El debate sobre el futuro de la industria en la Argentina se inscribe en un contexto de profundas transformaciones del capitalismo global. Lejos de anunciar su desaparición, los cambios tecnológicos, la reconfiguración geopolítica y la transición energética obligan a repensar el significado mismo de la industria y su rol en las estrategias nacionales de desarrollo. El dossier Deberia considerarse abandonar tanto las visiones nostálgicas del industrialismo clásico como las lecturas que decretan su irrelevancia, para avanzar hacia una conceptualización más compleja y realista del desarrollo productivo argentino en el siglo XXI.
Pensar la industria argentina en el período 2030–2035, significa reconocer las tendencias globales y las relaciones estratégicas con Estados Unidos y China. La industria argentina no ha desaparecido, pero sí ha perdido su centralidad como sector aislado, convirtiéndose en parte de una matriz productiva más amplia, integrada por servicios, tecnología, conocimiento y un Estado activo.

### Consigna 1:
Según el texto fuente, ¿con qué dos países hay que considerar las relaciones estratégicas al pensar la industria argentina en el período 2030–2035?
### Consigna 2:
Reescribe el pasaje del texto fuente que comienza en las palabras "El debate sobre" y termina después de "el siglo XXI.", reemplazando "transición energética" por "transformación digital".
### Consigna 3:
Traduce al inglés esta oración del texto fuente: "La industria argentina no ha desaparecido, pero sí ha perdido su centralidad como sector aislado, convirtiéndose en parte de una matriz productiva más amplia, integrada por servicios, tecnología, conocimiento y un Estado activo."

### Fragmentos de registros:
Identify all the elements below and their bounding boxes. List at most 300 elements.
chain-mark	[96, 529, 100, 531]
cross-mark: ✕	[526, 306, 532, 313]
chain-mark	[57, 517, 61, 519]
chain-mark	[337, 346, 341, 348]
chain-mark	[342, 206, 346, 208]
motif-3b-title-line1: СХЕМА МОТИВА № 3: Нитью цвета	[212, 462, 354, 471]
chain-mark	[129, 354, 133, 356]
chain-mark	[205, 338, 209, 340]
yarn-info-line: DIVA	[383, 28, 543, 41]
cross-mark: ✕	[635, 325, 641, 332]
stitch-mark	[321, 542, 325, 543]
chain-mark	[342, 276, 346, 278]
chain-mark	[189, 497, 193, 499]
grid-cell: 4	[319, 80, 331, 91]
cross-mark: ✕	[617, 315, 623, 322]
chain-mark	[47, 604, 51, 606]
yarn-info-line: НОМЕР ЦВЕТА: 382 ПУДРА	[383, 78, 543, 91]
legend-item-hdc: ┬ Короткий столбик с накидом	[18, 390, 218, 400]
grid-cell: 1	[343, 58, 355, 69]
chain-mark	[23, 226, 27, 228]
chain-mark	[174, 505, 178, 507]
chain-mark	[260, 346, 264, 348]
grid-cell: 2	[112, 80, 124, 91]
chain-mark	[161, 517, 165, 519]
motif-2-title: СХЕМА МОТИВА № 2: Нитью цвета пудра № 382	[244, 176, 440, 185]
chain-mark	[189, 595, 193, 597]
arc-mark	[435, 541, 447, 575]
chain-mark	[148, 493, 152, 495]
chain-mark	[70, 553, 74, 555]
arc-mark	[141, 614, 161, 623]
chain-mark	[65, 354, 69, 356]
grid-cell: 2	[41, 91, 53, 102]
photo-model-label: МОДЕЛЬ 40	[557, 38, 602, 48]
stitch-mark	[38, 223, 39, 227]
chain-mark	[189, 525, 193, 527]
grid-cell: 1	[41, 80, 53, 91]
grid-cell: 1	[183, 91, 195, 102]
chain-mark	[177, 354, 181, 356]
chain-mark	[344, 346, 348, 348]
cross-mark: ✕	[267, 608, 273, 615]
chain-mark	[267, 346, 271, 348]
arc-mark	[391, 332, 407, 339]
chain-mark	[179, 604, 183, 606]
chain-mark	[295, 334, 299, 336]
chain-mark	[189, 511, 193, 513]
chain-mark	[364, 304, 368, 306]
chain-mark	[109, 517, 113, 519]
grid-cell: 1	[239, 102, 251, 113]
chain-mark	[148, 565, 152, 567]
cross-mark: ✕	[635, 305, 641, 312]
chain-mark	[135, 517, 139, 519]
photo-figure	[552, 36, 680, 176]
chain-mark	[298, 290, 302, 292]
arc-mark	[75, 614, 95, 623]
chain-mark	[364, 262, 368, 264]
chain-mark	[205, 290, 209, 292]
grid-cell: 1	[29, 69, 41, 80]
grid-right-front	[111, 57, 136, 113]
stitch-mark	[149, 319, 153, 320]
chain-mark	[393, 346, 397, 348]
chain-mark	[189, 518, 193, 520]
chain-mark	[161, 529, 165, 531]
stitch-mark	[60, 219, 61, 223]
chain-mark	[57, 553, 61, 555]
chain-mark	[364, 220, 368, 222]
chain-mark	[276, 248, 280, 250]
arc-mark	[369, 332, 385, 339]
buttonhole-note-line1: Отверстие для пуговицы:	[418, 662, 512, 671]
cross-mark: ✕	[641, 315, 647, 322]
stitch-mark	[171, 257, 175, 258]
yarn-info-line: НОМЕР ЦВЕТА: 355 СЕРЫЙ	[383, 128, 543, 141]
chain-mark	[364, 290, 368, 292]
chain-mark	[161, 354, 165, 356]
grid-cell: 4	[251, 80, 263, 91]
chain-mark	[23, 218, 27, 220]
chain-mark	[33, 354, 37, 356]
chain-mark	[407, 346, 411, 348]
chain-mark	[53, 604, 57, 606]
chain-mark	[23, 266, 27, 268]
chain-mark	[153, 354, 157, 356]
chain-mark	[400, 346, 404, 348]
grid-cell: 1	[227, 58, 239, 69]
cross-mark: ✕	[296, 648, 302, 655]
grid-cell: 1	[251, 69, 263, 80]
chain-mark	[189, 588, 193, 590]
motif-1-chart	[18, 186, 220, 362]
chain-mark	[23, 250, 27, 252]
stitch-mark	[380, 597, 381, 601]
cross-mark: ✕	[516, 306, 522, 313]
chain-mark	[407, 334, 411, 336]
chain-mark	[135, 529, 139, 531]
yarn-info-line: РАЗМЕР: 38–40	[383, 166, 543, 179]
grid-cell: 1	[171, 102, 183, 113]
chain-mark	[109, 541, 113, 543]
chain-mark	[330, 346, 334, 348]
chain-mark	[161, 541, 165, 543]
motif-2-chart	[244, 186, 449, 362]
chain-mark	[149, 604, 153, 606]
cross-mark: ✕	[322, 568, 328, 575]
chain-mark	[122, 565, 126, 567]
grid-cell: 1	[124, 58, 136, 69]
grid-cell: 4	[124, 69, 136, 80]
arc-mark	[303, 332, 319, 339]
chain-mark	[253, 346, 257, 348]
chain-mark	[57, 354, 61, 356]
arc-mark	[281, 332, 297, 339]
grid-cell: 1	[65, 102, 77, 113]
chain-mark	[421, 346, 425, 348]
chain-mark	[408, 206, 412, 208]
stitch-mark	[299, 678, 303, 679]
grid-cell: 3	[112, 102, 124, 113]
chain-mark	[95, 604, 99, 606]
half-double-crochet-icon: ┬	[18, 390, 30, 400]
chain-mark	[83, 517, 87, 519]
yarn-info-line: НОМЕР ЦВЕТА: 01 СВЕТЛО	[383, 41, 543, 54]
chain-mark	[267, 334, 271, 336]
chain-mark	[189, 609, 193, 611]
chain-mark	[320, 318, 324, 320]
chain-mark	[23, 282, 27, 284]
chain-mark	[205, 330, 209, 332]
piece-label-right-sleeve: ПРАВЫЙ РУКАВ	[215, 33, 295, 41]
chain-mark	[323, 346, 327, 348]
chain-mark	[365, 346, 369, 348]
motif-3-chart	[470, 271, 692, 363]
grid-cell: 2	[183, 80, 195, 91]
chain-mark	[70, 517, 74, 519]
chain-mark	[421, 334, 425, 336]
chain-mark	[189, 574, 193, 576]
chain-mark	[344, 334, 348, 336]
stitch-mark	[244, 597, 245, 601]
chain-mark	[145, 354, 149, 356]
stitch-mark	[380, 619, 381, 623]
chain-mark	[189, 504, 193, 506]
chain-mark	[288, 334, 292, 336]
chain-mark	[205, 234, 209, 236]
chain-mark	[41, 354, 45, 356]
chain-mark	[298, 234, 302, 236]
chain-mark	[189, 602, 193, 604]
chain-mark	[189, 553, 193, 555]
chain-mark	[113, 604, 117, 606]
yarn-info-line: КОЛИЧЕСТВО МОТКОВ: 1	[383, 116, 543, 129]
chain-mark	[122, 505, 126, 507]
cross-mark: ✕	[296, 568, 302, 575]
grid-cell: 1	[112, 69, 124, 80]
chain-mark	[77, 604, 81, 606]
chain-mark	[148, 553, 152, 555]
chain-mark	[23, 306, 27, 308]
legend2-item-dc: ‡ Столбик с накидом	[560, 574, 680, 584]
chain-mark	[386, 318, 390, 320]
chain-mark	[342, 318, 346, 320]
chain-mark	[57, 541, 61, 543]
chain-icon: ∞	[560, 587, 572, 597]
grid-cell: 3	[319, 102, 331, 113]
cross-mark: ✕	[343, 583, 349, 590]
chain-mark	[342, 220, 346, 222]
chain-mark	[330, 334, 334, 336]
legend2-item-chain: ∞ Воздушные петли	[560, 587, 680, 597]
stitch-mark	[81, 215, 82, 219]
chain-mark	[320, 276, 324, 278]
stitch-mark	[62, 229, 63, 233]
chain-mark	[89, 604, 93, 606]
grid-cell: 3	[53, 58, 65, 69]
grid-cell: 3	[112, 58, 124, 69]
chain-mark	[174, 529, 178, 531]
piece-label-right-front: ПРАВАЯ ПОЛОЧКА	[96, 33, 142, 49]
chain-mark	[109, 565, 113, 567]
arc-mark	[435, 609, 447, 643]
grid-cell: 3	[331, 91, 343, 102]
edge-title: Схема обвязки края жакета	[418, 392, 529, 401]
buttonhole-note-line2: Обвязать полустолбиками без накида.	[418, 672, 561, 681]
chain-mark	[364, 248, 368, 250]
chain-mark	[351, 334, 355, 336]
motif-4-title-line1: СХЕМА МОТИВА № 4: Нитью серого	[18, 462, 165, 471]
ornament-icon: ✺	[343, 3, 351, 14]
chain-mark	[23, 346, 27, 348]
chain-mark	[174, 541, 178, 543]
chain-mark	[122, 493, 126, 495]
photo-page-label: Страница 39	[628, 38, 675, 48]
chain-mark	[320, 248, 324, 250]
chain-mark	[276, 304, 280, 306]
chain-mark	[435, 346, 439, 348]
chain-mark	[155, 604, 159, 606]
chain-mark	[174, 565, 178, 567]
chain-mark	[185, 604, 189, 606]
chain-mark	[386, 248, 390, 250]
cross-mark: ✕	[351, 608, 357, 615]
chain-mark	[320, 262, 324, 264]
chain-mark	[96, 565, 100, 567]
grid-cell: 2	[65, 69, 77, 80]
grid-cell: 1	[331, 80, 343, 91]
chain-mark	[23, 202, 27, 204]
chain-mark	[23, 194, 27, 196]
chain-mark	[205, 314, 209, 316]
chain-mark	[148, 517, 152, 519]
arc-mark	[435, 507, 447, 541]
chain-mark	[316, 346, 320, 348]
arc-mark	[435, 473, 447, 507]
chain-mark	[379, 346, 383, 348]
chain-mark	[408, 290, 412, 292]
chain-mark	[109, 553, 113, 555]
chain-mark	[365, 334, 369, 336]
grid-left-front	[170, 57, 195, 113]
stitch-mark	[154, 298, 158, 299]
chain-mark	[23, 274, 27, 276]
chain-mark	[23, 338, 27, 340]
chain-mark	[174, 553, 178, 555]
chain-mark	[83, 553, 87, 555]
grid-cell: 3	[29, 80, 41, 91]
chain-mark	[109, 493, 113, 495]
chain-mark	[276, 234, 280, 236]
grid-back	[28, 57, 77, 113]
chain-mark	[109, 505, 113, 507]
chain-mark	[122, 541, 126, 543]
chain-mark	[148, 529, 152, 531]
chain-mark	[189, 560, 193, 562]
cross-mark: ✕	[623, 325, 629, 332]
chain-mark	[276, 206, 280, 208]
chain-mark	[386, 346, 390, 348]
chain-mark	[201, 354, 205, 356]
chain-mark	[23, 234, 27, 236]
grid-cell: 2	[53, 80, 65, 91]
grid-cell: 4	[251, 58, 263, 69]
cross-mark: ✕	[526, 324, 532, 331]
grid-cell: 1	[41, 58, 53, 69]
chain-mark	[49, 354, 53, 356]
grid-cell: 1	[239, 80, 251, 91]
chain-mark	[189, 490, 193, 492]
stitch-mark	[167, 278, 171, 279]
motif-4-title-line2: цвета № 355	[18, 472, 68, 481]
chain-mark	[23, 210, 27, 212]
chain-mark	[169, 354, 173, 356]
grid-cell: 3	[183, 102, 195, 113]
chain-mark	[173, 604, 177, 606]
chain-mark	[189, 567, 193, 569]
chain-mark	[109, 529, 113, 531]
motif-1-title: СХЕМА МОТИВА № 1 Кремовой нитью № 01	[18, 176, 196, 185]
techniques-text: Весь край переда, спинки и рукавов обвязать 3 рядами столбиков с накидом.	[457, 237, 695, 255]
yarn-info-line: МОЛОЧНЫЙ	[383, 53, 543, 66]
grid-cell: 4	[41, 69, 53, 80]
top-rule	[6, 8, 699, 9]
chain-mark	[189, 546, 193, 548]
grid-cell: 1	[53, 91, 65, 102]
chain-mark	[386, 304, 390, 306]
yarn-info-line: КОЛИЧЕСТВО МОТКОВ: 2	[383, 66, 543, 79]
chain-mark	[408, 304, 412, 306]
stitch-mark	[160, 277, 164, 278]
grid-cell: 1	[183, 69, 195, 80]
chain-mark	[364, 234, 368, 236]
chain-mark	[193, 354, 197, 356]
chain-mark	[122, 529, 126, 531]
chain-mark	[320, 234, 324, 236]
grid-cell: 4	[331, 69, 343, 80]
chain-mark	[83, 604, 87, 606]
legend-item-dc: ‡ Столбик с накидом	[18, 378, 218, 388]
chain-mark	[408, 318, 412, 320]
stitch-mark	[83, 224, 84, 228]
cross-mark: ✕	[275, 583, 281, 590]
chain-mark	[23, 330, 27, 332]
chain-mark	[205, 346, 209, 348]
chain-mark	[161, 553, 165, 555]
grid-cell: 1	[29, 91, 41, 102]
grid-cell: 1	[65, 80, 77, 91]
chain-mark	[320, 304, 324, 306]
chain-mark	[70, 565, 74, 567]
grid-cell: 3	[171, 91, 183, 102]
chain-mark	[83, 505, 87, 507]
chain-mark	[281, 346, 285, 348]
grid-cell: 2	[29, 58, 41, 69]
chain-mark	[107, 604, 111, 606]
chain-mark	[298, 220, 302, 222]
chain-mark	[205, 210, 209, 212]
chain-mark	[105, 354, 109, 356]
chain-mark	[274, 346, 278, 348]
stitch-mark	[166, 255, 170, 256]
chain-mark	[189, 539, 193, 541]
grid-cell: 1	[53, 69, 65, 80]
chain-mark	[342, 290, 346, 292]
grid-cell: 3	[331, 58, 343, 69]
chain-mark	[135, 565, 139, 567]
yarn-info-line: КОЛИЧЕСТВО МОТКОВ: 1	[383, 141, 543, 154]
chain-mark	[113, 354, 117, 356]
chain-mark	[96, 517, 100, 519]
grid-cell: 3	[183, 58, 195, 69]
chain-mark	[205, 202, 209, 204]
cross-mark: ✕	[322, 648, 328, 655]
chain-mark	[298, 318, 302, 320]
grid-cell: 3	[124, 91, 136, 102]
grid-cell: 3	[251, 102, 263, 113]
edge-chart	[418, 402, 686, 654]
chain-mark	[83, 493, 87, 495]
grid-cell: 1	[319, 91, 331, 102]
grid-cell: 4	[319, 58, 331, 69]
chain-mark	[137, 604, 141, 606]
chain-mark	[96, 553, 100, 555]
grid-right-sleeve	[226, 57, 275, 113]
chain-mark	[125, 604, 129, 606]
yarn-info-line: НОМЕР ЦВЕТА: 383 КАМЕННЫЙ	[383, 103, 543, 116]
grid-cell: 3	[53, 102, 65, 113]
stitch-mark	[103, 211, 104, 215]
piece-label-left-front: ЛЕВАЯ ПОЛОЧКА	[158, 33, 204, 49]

### Resolución 1:
Con Estados Unidos y China.

### Resolución 2:
El debate sobre el futuro de la industria en la Argentina se inscribe en un contexto de profundas transformaciones del capitalismo global. Lejos de anunciar su desaparición, los cambios tecnológicos, la reconfiguración geopolítica y la transformación digital obligan a repensar el significado mismo de la industria y su rol en las estrategias nacionales de desarrollo. El dossier Deberia considerarse abandonar tanto las visiones nostálgicas del industrialismo clásico como las lecturas que decretan su irrelevancia, para avanzar hacia una conceptualización más compleja y realista del desarrollo productivo argentino en el siglo XXI.

### Resolución 3:
Argentine industry has not disappeared, but it has indeed lost its centrality as an isolated sector, becoming part of a broader productive matrix made up of services, technology, knowledge, and an active State.